Task to carry out: Without omitting anything, return the records precisely as given.

==================================================

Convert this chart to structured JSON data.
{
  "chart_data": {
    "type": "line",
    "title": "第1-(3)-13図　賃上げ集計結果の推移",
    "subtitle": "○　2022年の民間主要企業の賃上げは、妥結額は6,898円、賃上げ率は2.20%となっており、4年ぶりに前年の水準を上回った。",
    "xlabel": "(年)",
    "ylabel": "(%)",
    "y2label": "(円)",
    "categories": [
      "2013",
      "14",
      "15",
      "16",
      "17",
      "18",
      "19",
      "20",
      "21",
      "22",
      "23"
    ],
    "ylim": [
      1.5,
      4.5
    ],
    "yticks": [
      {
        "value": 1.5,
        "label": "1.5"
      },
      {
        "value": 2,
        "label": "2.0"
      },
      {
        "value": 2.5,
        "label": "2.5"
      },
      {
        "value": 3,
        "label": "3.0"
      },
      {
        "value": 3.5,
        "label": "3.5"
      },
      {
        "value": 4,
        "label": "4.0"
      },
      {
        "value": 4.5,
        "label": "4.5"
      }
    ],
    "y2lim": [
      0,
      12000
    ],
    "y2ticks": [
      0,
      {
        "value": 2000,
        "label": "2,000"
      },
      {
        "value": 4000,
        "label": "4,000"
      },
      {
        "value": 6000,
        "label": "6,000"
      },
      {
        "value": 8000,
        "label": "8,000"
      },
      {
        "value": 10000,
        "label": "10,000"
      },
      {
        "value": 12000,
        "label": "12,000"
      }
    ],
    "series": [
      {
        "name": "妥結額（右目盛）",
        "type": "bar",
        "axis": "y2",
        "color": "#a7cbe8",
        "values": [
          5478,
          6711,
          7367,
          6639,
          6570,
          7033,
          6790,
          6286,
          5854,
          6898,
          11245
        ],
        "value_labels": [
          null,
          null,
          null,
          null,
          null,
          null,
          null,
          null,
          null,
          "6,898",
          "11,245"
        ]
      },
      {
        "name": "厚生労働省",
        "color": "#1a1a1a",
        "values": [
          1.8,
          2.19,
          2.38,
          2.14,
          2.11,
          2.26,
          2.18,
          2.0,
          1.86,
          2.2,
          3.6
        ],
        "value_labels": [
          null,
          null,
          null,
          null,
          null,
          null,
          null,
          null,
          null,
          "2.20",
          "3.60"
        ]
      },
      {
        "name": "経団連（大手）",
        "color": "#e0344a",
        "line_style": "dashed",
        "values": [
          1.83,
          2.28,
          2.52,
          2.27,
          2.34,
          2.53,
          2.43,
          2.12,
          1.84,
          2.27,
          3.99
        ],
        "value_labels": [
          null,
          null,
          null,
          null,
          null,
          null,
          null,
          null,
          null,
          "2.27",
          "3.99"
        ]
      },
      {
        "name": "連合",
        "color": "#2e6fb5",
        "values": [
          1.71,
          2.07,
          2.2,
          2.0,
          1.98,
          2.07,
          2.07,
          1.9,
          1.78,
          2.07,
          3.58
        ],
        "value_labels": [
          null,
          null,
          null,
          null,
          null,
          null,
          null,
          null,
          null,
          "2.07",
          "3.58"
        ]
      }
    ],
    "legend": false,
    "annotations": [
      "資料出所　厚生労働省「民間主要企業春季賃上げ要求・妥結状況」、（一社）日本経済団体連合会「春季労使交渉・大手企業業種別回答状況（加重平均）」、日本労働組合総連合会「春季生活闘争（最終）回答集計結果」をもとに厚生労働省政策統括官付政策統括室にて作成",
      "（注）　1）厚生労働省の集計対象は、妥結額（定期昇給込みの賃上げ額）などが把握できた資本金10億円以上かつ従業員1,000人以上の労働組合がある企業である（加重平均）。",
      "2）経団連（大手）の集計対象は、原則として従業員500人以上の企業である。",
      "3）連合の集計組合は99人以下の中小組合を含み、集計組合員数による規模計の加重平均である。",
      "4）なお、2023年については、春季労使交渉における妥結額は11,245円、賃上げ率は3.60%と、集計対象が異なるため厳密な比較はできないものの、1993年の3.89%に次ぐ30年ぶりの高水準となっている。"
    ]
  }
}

==================================================

Output of the task:
Convert this chart to structured JSON data.
{
  "chart_data": {
    "type": "line",
    "title": "第1-(3)-13図　賃上げ集計結果の推移",
    "subtitle": "○　2022年の民間主要企業の賃上げは、妥結額は6,898円、賃上げ率は2.20%となっており、4年ぶりに前年の水準を上回った。",
    "xlabel": "(年)",
    "ylabel": "(%)",
    "y2label": "(円)",
    "categories": [
      "2013",
      "14",
      "15",
      "16",
      "17",
      "18",
      "19",
      "20",
      "21",
      "22",
      "23"
    ],
    "ylim": [
      1.5,
      4.5
    ],
    "yticks": [
      {
        "value": 1.5,
        "label": "1.5"
      },
      {
        "value": 2,
        "label": "2.0"
      },
      {
        "value": 2.5,
        "label": "2.5"
      },
      {
        "value": 3,
        "label": "3.0"
      },
      {
        "value": 3.5,
        "label": "3.5"
      },
      {
        "value": 4,
        "label": "4.0"
      },
      {
        "value": 4.5,
        "label": "4.5"
      }
    ],
    "y2lim": [
      0,
      12000
    ],
    "y2ticks": [
      0,
      {
        "value": 2000,
        "label": "2,000"
      },
      {
        "value": 4000,
        "label": "4,000"
      },
      {
        "value": 6000,
        "label": "6,000"
      },
      {
        "value": 8000,
        "label": "8,000"
      },
      {
        "value": 10000,
        "label": "10,000"
      },
      {
        "value": 12000,
        "label": "12,000"
      }
    ],
    "series": [
      {
        "name": "妥結額（右目盛）",
        "type": "bar",
        "axis": "y2",
        "color": "#a7cbe8",
        "values": [
          5478,
          6711,
          7367,
          6639,
          6570,
          7033,
          6790,
          6286,
          5854,
          6898,
          11245
        ],
        "value_labels": [
          null,
          null,
          null,
          null,
          null,
          null,
          null,
          null,
          null,
          "6,898",
          "11,245"
        ]
      },
      {
        "name": "厚生労働省",
        "color": "#1a1a1a",
        "values": [
          1.8,
          2.19,
          2.38,
          2.14,
          2.11,
          2.26,
          2.18,
          2.0,
          1.86,
          2.2,
          3.6
        ],
        "value_labels": [
          null,
          null,
          null,
          null,
          null,
          null,
          null,
          null,
          null,
          "2.20",
          "3.60"
        ]
      },
      {
        "name": "経団連（大手）",
        "color": "#e0344a",
        "line_style": "dashed",
        "values": [
          1.83,
          2.28,
          2.52,
          2.27,
          2.34,
          2.53,
          2.43,
          2.12,
          1.84,
          2.27,
          3.99
        ],
        "value_labels": [
          null,
          null,
          null,
          null,
          null,
          null,
          null,
          null,
          null,
          "2.27",
          "3.99"
        ]
      },
      {
        "name": "連合",
        "color": "#2e6fb5",
        "values": [
          1.71,
          2.07,
          2.2,
          2.0,
          1.98,
          2.07,
          2.07,
          1.9,
          1.78,
          2.07,
          3.58
        ],
        "value_labels": [
          null,
          null,
          null,
          null,
          null,
          null,
          null,
          null,
          null,
          "2.07",
          "3.58"
        ]
      }
    ],
    "legend": false,
    "annotations": [
      "資料出所　厚生労働省「民間主要企業春季賃上げ要求・妥結状況」、（一社）日本経済団体連合会「春季労使交渉・大手企業業種別回答状況（加重平均）」、日本労働組合総連合会「春季生活闘争（最終）回答集計結果」をもとに厚生労働省政策統括官付政策統括室にて作成",
      "（注）　1）厚生労働省の集計対象は、妥結額（定期昇給込みの賃上げ額）などが把握できた資本金10億円以上かつ従業員1,000人以上の労働組合がある企業である（加重平均）。",
      "2）経団連（大手）の集計対象は、原則として従業員500人以上の企業である。",
      "3）連合の集計組合は99人以下の中小組合を含み、集計組合員数による規模計の加重平均である。",
      "4）なお、2023年については、春季労使交渉における妥結額は11,245円、賃上げ率は3.60%と、集計対象が異なるため厳密な比較はできないものの、1993年の3.89%に次ぐ30年ぶりの高水準となっている。"
    ]
  }
}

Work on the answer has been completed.